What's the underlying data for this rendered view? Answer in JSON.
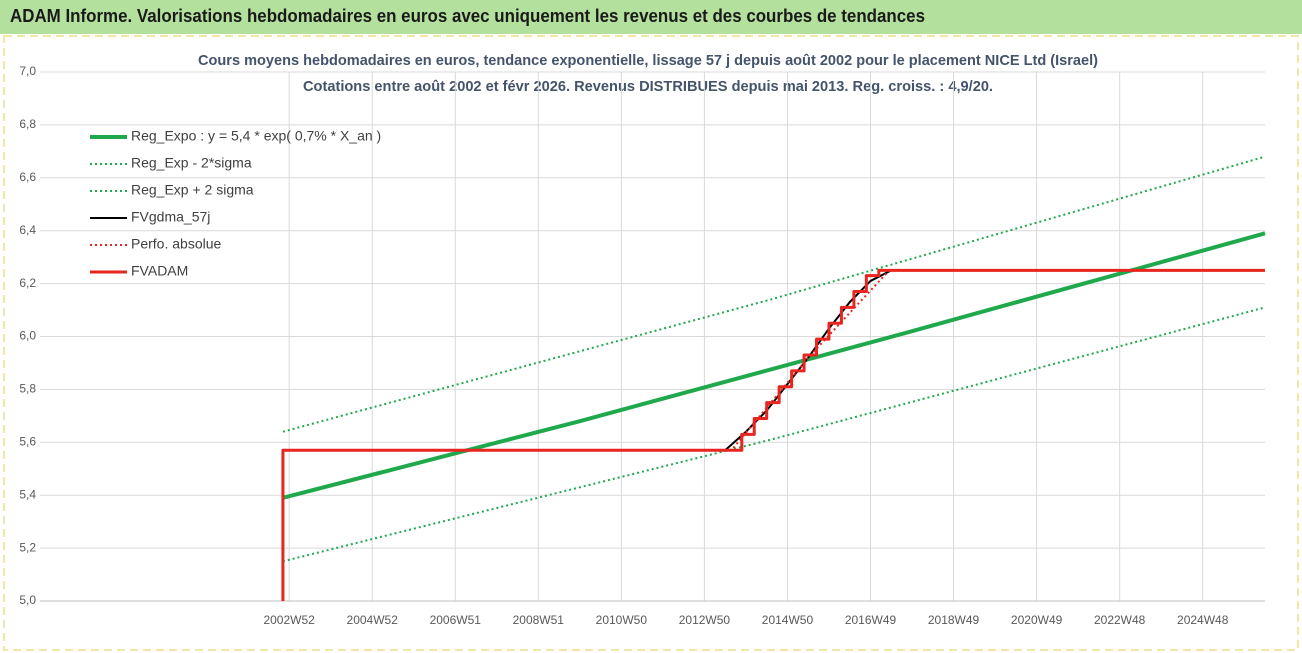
{
  "page_title": "ADAM Informe. Valorisations hebdomadaires en euros avec uniquement les revenus et des courbes de tendances",
  "chart_data": {
    "type": "line",
    "title": "Cours moyens hebdomadaires en euros, tendance exponentielle, lissage 57 j depuis août 2002 pour le placement NICE Ltd (Israel)",
    "subtitle": "Cotations entre août 2002 et févr 2026. Revenus DISTRIBUES depuis mai 2013.  Reg. croiss. : 4,9/20.",
    "xlim": [
      1997,
      2026.5
    ],
    "xticks": [
      {
        "value": 2003,
        "label": "2002W52"
      },
      {
        "value": 2005,
        "label": "2004W52"
      },
      {
        "value": 2007,
        "label": "2006W51"
      },
      {
        "value": 2009,
        "label": "2008W51"
      },
      {
        "value": 2011,
        "label": "2010W50"
      },
      {
        "value": 2013,
        "label": "2012W50"
      },
      {
        "value": 2015,
        "label": "2014W50"
      },
      {
        "value": 2017,
        "label": "2016W49"
      },
      {
        "value": 2019,
        "label": "2018W49"
      },
      {
        "value": 2021,
        "label": "2020W49"
      },
      {
        "value": 2023,
        "label": "2022W48"
      },
      {
        "value": 2025,
        "label": "2024W48"
      }
    ],
    "ylim": [
      5.0,
      7.0
    ],
    "yticks": [
      {
        "value": 5.0,
        "label": "5,0"
      },
      {
        "value": 5.2,
        "label": "5,2"
      },
      {
        "value": 5.4,
        "label": "5,4"
      },
      {
        "value": 5.6,
        "label": "5,6"
      },
      {
        "value": 5.8,
        "label": "5,8"
      },
      {
        "value": 6.0,
        "label": "6,0"
      },
      {
        "value": 6.2,
        "label": "6,2"
      },
      {
        "value": 6.4,
        "label": "6,4"
      },
      {
        "value": 6.6,
        "label": "6,6"
      },
      {
        "value": 6.8,
        "label": "6,8"
      },
      {
        "value": 7.0,
        "label": "7,0"
      }
    ],
    "grid": true,
    "legend": "upper left",
    "series": [
      {
        "name": "Reg_Expo : y = 5,4 * exp( 0,7% *  X_an )",
        "color": "#1fa84c",
        "style": "solid",
        "width": 4,
        "x": [
          2002.85,
          2010,
          2018,
          2026.5
        ],
        "values": [
          5.39,
          5.68,
          6.02,
          6.39
        ]
      },
      {
        "name": "Reg_Exp - 2*sigma",
        "color": "#1fa84c",
        "style": "dotted",
        "width": 2,
        "x": [
          2002.85,
          2014.6,
          2026.5
        ],
        "values": [
          5.15,
          5.61,
          6.11
        ]
      },
      {
        "name": "Reg_Exp + 2 sigma",
        "color": "#1fa84c",
        "style": "dotted",
        "width": 2,
        "x": [
          2002.85,
          2014.6,
          2026.5
        ],
        "values": [
          5.64,
          6.14,
          6.68
        ]
      },
      {
        "name": "FVgdma_57j",
        "color": "#000000",
        "style": "solid",
        "width": 2,
        "x": [
          2013.0,
          2013.5,
          2014,
          2014.5,
          2015,
          2015.5,
          2016,
          2016.5,
          2017,
          2017.5,
          2017.8
        ],
        "values": [
          5.57,
          5.57,
          5.64,
          5.72,
          5.82,
          5.92,
          6.03,
          6.13,
          6.21,
          6.25,
          6.25
        ]
      },
      {
        "name": "Perfo. absolue",
        "color": "#e8251f",
        "style": "dotted",
        "width": 2,
        "x": [
          2013.0,
          2013.65,
          2015.5,
          2017.45
        ],
        "values": [
          5.57,
          5.57,
          5.92,
          6.25
        ]
      },
      {
        "name": "FVADAM",
        "color": "#e8251f",
        "style": "solid",
        "width": 3,
        "x": [
          2002.85,
          2002.85,
          2013.65,
          2013.9,
          2013.9,
          2014.2,
          2014.2,
          2014.5,
          2014.5,
          2014.8,
          2014.8,
          2015.1,
          2015.1,
          2015.4,
          2015.4,
          2015.7,
          2015.7,
          2016.0,
          2016.0,
          2016.3,
          2016.3,
          2016.6,
          2016.6,
          2016.9,
          2016.9,
          2017.2,
          2017.2,
          2017.45,
          2026.5
        ],
        "values": [
          5.0,
          5.57,
          5.57,
          5.57,
          5.63,
          5.63,
          5.69,
          5.69,
          5.75,
          5.75,
          5.81,
          5.81,
          5.87,
          5.87,
          5.93,
          5.93,
          5.99,
          5.99,
          6.05,
          6.05,
          6.11,
          6.11,
          6.17,
          6.17,
          6.23,
          6.23,
          6.25,
          6.25,
          6.25
        ]
      }
    ]
  }
}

§ Problem to solve
Print each line of the material above exactly, with the pictures removed from your copy.

§ Exercise response
What's the underlying data for this rendered view? Answer in JSON.
{
  "page_title": "ADAM Informe. Valorisations hebdomadaires en euros avec uniquement les revenus et des courbes de tendances",
  "chart_data": {
    "type": "line",
    "title": "Cours moyens hebdomadaires en euros, tendance exponentielle, lissage 57 j depuis août 2002 pour le placement NICE Ltd (Israel)",
    "subtitle": "Cotations entre août 2002 et févr 2026. Revenus DISTRIBUES depuis mai 2013.  Reg. croiss. : 4,9/20.",
    "xlim": [
      1997,
      2026.5
    ],
    "xticks": [
      {
        "value": 2003,
        "label": "2002W52"
      },
      {
        "value": 2005,
        "label": "2004W52"
      },
      {
        "value": 2007,
        "label": "2006W51"
      },
      {
        "value": 2009,
        "label": "2008W51"
      },
      {
        "value": 2011,
        "label": "2010W50"
      },
      {
        "value": 2013,
        "label": "2012W50"
      },
      {
        "value": 2015,
        "label": "2014W50"
      },
      {
        "value": 2017,
        "label": "2016W49"
      },
      {
        "value": 2019,
        "label": "2018W49"
      },
      {
        "value": 2021,
        "label": "2020W49"
      },
      {
        "value": 2023,
        "label": "2022W48"
      },
      {
        "value": 2025,
        "label": "2024W48"
      }
    ],
    "ylim": [
      5.0,
      7.0
    ],
    "yticks": [
      {
        "value": 5.0,
        "label": "5,0"
      },
      {
        "value": 5.2,
        "label": "5,2"
      },
      {
        "value": 5.4,
        "label": "5,4"
      },
      {
        "value": 5.6,
        "label": "5,6"
      },
      {
        "value": 5.8,
        "label": "5,8"
      },
      {
        "value": 6.0,
        "label": "6,0"
      },
      {
        "value": 6.2,
        "label": "6,2"
      },
      {
        "value": 6.4,
        "label": "6,4"
      },
      {
        "value": 6.6,
        "label": "6,6"
      },
      {
        "value": 6.8,
        "label": "6,8"
      },
      {
        "value": 7.0,
        "label": "7,0"
      }
    ],
    "grid": true,
    "legend": "upper left",
    "series": [
      {
        "name": "Reg_Expo : y = 5,4 * exp( 0,7% *  X_an )",
        "color": "#1fa84c",
        "style": "solid",
        "width": 4,
        "x": [
          2002.85,
          2010,
          2018,
          2026.5
        ],
        "values": [
          5.39,
          5.68,
          6.02,
          6.39
        ]
      },
      {
        "name": "Reg_Exp - 2*sigma",
        "color": "#1fa84c",
        "style": "dotted",
        "width": 2,
        "x": [
          2002.85,
          2014.6,
          2026.5
        ],
        "values": [
          5.15,
          5.61,
          6.11
        ]
      },
      {
        "name": "Reg_Exp + 2 sigma",
        "color": "#1fa84c",
        "style": "dotted",
        "width": 2,
        "x": [
          2002.85,
          2014.6,
          2026.5
        ],
        "values": [
          5.64,
          6.14,
          6.68
        ]
      },
      {
        "name": "FVgdma_57j",
        "color": "#000000",
        "style": "solid",
        "width": 2,
        "x": [
          2013.0,
          2013.5,
          2014,
          2014.5,
          2015,
          2015.5,
          2016,
          2016.5,
          2017,
          2017.5,
          2017.8
        ],
        "values": [
          5.57,
          5.57,
          5.64,
          5.72,
          5.82,
          5.92,
          6.03,
          6.13,
          6.21,
          6.25,
          6.25
        ]
      },
      {
        "name": "Perfo. absolue",
        "color": "#e8251f",
        "style": "dotted",
        "width": 2,
        "x": [
          2013.0,
          2013.65,
          2015.5,
          2017.45
        ],
        "values": [
          5.57,
          5.57,
          5.92,
          6.25
        ]
      },
      {
        "name": "FVADAM",
        "color": "#e8251f",
        "style": "solid",
        "width": 3,
        "x": [
          2002.85,
          2002.85,
          2013.65,
          2013.9,
          2013.9,
          2014.2,
          2014.2,
          2014.5,
          2014.5,
          2014.8,
          2014.8,
          2015.1,
          2015.1,
          2015.4,
          2015.4,
          2015.7,
          2015.7,
          2016.0,
          2016.0,
          2016.3,
          2016.3,
          2016.6,
          2016.6,
          2016.9,
          2016.9,
          2017.2,
          2017.2,
          2017.45,
          2026.5
        ],
        "values": [
          5.0,
          5.57,
          5.57,
          5.57,
          5.63,
          5.63,
          5.69,
          5.69,
          5.75,
          5.75,
          5.81,
          5.81,
          5.87,
          5.87,
          5.93,
          5.93,
          5.99,
          5.99,
          6.05,
          6.05,
          6.11,
          6.11,
          6.17,
          6.17,
          6.23,
          6.23,
          6.25,
          6.25,
          6.25
        ]
      }
    ]
  }
}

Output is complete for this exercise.